Consignes:
[1] D'après le récit de la manifestation nantaise, dans quelle ville l'escorteur d'escadre Maillé-Brézé a-t-il été construit ?
[2] Recopiez fidèlement le passage du récit de la manifestation nantaise qui va de « Station Gare Maritime » jusqu'à « de la Bretagne. » inclus.

Extrait du texte:
========

Station Gare Maritime : tout le monde descend. Comme annoncé, le tramway s'arrête là pour cause de manifestation vers le centre de la ville. Le Maillé-Brézé, escorteur d'escadre des années cinquante, construit à Lorient, qui monte et descend sagement au gré de la marée, rappelle que Nantes est une ville maritime. Le pavillon nantais herminé montre que nous sommes ici, dans l'ancienne capitale politique, à l'extrémité de la Bretagne.

En ce milieu d'après-midi, les piétons pressent le pas, et convergent vers la place de la Petite Hollande (ça ne s'invente pas !) où la tête de la manifestation, partie de l'autre bout de la ville, est déjà arrivée. Au loin, en direction du château des Ducs de Bretagne, des nuages noircissent sporadiquement le ciel, des bruits de détonation indiquent qu'il se passe quelque chose. Mais quoi ? Nous ne sommes pourtant pas à Kiev ! Mais les tirs de grenades assourdissantes sont étonnamment nourris par moments. Y aurait-il du grabuge quelque part à l'arrière de la manif ? Un hélicoptère en vol stationnaire au-dessus de la ville sert de marqueur. Allons voir !

Aux commencements : terre et air...

Chemin faisant, nous passons devant les tracteurs, alignés sur la chaussée, les rails du tram, la place. Ce ne sont pas quelques tracteurs d'opérette. Il y en a de tout calibre, mais globalement c'est du lourd et du contemporain. Venus d'un peu partout, de 530 à 560 tracteurs me dira un proche du milieu agricole. Un record ! Ce matin même, à la Porte de Versailles, à Paris, le président rencontrait des agriculteurs et goûtait les produits de la terre. Un exercice immémorial, et presque obligé. Dans le même temps, d'autres agriculteurs dirigeaient leurs engins vers Nantes, la ville du Premier ministre. Pour défendre le droit à la terre, le droit à produire dans de bonnes conditions - le droit du consommateur donc, autant que celui du producteur - le droit à survivre - et pas seulement localement, car l'agriculture se sait menacée par les accords commerciaux qui se négocient en secret et en coulisses dans le pré-carré du grand Capital, de la Finance, de la Politique internationale - pour défendre et inventer l'avenir. Et dégager le ciel, obscurci par ce funeste projet d'aéroport incongru à Notre-Dame des Landes, qui serait implanté à quelques kilomètres au nord de Nantes.

C'est donc une manifestation hautement emblématique, hautement politique : 50.000 à 60.000 manifestants, le chiffre est crédible. D'ordinaire à Nantes, une très grosse manifestation - comme celles en faveur de la Réunification de la Bretagne, ces dernières années - rassemble 10.000 à 15.000 personnes. Aujourd'hui, par conséquent, nous sommes bien dans une dimension nationale. Pourtant - à l'exception de BFM TV, très réactive sur l'actualité - les camionnettes des grandes TV hexagonales sont absentes. Pourquoi ?

========

Extraits des données:
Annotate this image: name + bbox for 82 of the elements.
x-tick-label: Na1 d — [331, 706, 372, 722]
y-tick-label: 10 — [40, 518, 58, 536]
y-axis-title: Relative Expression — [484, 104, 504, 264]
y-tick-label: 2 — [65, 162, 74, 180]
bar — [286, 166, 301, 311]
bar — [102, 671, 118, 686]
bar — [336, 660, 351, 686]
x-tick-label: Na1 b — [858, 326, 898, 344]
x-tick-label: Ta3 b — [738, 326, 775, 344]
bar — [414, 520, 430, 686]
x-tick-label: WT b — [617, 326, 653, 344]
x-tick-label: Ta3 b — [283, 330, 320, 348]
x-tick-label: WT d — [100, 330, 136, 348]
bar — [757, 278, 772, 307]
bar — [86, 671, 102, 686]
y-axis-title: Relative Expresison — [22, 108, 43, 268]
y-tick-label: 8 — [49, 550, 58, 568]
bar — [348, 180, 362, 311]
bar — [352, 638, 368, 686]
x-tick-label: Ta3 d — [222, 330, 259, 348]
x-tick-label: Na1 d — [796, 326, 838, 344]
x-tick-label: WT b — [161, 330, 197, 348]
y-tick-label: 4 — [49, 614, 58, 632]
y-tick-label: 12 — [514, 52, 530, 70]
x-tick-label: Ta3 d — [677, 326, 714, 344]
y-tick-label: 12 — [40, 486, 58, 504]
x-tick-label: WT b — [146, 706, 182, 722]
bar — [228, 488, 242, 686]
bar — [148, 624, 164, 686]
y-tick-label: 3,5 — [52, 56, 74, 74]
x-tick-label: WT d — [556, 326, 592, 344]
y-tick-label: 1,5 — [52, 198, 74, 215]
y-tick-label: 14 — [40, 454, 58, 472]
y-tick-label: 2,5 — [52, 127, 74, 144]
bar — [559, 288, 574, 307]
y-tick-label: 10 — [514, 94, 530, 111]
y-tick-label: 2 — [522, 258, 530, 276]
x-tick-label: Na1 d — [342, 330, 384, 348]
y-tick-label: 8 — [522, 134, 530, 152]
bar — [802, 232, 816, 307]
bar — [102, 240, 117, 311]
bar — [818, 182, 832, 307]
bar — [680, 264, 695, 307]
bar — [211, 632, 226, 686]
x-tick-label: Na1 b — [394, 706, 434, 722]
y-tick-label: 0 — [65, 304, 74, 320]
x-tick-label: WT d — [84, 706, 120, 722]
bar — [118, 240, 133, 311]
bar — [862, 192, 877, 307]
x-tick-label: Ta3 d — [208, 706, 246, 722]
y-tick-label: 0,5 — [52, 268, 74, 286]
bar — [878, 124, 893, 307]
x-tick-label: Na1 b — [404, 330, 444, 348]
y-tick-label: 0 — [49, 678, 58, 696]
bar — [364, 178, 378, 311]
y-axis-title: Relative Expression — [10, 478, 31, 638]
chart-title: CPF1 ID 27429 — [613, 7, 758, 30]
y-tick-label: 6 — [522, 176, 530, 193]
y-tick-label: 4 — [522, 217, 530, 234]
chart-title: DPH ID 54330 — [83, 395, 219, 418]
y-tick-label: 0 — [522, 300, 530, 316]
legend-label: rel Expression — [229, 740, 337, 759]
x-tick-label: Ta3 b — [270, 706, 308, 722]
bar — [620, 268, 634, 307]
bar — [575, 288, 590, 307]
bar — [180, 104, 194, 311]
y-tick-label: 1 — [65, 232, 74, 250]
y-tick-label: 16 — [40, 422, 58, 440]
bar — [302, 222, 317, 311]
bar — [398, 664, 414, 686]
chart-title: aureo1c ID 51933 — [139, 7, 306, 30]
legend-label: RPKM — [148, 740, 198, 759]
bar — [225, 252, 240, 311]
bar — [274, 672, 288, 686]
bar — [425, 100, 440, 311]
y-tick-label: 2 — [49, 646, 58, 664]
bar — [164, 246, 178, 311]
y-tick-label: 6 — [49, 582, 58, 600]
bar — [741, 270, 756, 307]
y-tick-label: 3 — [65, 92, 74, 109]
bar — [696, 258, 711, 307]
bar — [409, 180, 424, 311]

========

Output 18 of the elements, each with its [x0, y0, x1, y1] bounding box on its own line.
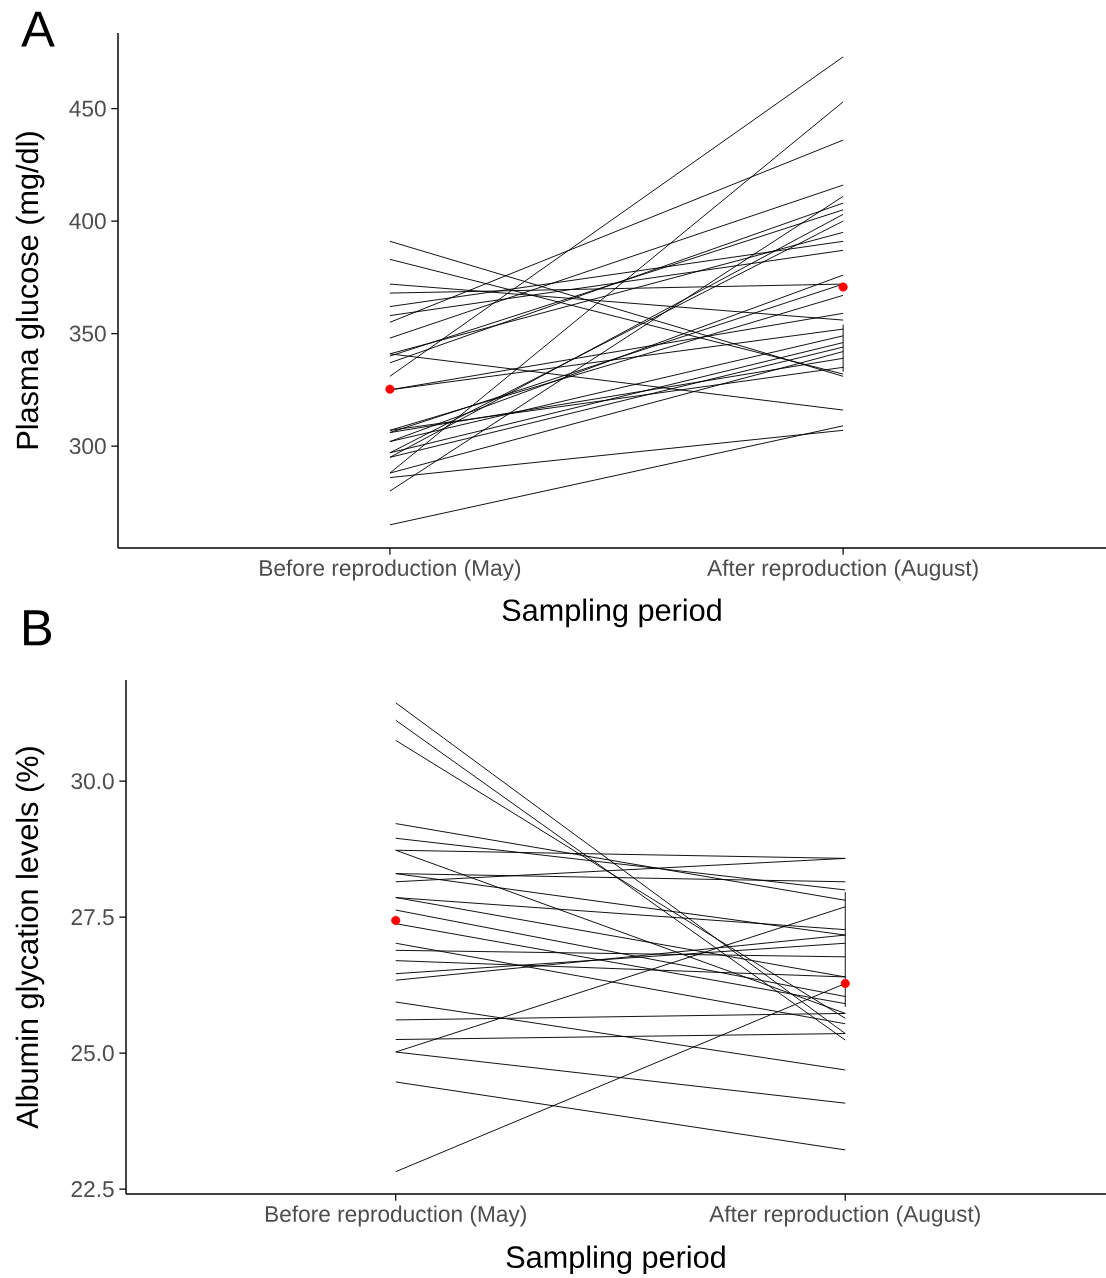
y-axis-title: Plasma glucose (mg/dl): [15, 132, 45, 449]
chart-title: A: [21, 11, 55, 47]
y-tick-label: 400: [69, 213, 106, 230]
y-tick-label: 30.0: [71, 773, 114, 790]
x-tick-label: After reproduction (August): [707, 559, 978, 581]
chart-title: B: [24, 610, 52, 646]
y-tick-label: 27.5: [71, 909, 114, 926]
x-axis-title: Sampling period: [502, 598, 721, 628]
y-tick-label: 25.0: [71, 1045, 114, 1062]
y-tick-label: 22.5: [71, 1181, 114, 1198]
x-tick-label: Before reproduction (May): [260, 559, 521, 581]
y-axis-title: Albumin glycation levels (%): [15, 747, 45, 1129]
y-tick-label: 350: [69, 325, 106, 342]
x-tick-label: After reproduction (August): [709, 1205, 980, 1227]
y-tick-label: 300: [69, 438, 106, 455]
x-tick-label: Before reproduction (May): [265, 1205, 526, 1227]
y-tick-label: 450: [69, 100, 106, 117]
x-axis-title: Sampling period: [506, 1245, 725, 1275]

========

Corrigé:
[1] À Lorient.

[2]
Station Gare Maritime : tout le monde descend. Comme annoncé, le tramway s'arrête là pour cause de manifestation vers le centre de la ville. Le Maillé-Brézé, escorteur d'escadre des années cinquante, construit à Lorient, qui monte et descend sagement au gré de la marée, rappelle que Nantes est une ville maritime. Le pavillon nantais herminé montre que nous sommes ici, dans l'ancienne capitale politique, à l'extrémité de la Bretagne.